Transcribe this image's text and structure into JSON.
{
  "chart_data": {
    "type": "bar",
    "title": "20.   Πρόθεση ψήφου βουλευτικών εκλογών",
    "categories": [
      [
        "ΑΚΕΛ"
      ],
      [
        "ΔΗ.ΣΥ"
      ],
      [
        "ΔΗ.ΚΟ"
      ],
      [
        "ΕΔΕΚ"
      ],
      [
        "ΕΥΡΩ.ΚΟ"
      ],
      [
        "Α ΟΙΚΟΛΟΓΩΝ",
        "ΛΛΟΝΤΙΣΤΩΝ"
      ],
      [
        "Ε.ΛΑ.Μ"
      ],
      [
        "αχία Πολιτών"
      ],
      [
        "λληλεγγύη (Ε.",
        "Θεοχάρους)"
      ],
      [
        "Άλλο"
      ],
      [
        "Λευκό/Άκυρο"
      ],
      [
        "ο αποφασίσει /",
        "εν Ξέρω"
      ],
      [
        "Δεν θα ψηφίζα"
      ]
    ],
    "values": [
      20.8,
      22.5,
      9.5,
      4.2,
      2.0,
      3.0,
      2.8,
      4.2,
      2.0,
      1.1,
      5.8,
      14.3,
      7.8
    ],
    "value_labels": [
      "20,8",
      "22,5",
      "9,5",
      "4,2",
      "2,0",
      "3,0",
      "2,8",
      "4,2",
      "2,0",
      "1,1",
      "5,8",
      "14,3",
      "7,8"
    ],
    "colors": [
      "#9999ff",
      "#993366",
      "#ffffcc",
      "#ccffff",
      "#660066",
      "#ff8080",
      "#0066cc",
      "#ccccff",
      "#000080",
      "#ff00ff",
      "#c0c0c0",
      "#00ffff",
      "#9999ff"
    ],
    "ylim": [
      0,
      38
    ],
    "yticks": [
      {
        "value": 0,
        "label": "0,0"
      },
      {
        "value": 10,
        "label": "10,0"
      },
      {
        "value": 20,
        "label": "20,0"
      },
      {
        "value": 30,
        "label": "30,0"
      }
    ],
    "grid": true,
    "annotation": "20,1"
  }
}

==

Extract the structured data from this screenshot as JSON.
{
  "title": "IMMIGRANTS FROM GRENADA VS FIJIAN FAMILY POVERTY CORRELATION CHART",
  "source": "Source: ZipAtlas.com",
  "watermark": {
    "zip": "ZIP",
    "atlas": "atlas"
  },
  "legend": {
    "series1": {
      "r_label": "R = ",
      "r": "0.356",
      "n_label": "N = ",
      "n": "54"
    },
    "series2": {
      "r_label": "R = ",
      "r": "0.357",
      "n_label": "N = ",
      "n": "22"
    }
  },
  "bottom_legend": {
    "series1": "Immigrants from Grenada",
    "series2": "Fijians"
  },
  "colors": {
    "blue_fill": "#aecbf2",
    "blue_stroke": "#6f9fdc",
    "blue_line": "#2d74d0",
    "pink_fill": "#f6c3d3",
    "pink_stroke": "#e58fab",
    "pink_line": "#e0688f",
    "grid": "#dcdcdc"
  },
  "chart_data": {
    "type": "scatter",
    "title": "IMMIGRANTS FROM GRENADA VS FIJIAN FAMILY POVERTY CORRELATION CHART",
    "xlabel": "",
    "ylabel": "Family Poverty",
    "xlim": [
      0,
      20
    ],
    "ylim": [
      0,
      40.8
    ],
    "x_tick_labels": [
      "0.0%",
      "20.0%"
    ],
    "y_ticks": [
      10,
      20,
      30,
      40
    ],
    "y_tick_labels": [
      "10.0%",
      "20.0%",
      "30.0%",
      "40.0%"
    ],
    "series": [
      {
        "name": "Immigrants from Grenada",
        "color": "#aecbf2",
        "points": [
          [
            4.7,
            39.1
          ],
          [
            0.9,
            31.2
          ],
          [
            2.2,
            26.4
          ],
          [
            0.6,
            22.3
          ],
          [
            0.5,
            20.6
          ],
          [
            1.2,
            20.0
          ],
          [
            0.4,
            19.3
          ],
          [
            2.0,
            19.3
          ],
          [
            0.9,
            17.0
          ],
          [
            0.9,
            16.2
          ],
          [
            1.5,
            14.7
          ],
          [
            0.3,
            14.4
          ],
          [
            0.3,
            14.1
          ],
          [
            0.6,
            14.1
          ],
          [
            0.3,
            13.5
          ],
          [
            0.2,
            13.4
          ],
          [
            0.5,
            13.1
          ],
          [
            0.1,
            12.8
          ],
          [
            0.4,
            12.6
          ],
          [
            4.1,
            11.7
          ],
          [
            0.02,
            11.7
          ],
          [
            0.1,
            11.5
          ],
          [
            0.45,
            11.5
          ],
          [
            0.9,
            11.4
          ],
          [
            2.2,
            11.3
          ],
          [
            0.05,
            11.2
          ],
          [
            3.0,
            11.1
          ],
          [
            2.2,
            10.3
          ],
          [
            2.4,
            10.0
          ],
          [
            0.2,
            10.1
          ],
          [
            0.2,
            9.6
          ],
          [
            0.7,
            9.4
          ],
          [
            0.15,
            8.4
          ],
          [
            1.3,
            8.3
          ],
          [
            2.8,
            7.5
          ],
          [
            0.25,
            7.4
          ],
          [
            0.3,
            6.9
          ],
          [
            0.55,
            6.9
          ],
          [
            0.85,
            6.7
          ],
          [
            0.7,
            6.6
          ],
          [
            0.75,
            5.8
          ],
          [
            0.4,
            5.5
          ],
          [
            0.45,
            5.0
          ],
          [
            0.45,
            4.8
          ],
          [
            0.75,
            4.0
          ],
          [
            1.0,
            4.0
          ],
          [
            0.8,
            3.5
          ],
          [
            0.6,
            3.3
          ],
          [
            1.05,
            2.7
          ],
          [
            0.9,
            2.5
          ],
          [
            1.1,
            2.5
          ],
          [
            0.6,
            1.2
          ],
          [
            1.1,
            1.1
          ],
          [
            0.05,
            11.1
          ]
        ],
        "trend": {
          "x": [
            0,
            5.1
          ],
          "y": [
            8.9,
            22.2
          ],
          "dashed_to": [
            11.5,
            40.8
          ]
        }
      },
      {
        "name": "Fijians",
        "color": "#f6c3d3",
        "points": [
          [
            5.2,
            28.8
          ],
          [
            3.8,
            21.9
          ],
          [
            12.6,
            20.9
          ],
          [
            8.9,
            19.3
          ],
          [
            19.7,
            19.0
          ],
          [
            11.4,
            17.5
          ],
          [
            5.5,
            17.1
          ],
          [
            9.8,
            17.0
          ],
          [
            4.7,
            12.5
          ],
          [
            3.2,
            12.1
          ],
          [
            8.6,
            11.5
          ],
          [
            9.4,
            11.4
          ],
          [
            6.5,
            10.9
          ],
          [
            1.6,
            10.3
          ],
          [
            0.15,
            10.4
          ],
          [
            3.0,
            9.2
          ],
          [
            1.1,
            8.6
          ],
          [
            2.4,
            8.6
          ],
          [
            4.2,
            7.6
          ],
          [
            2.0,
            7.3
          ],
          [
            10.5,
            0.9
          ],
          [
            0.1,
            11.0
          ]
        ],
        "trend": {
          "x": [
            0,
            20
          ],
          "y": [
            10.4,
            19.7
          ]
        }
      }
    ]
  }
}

DIRECTIONS FOR THIS TASK:
Among the entries above, how many lines include the word "JSON"? Reply with the number only.

EXPECTED ANSWER:
2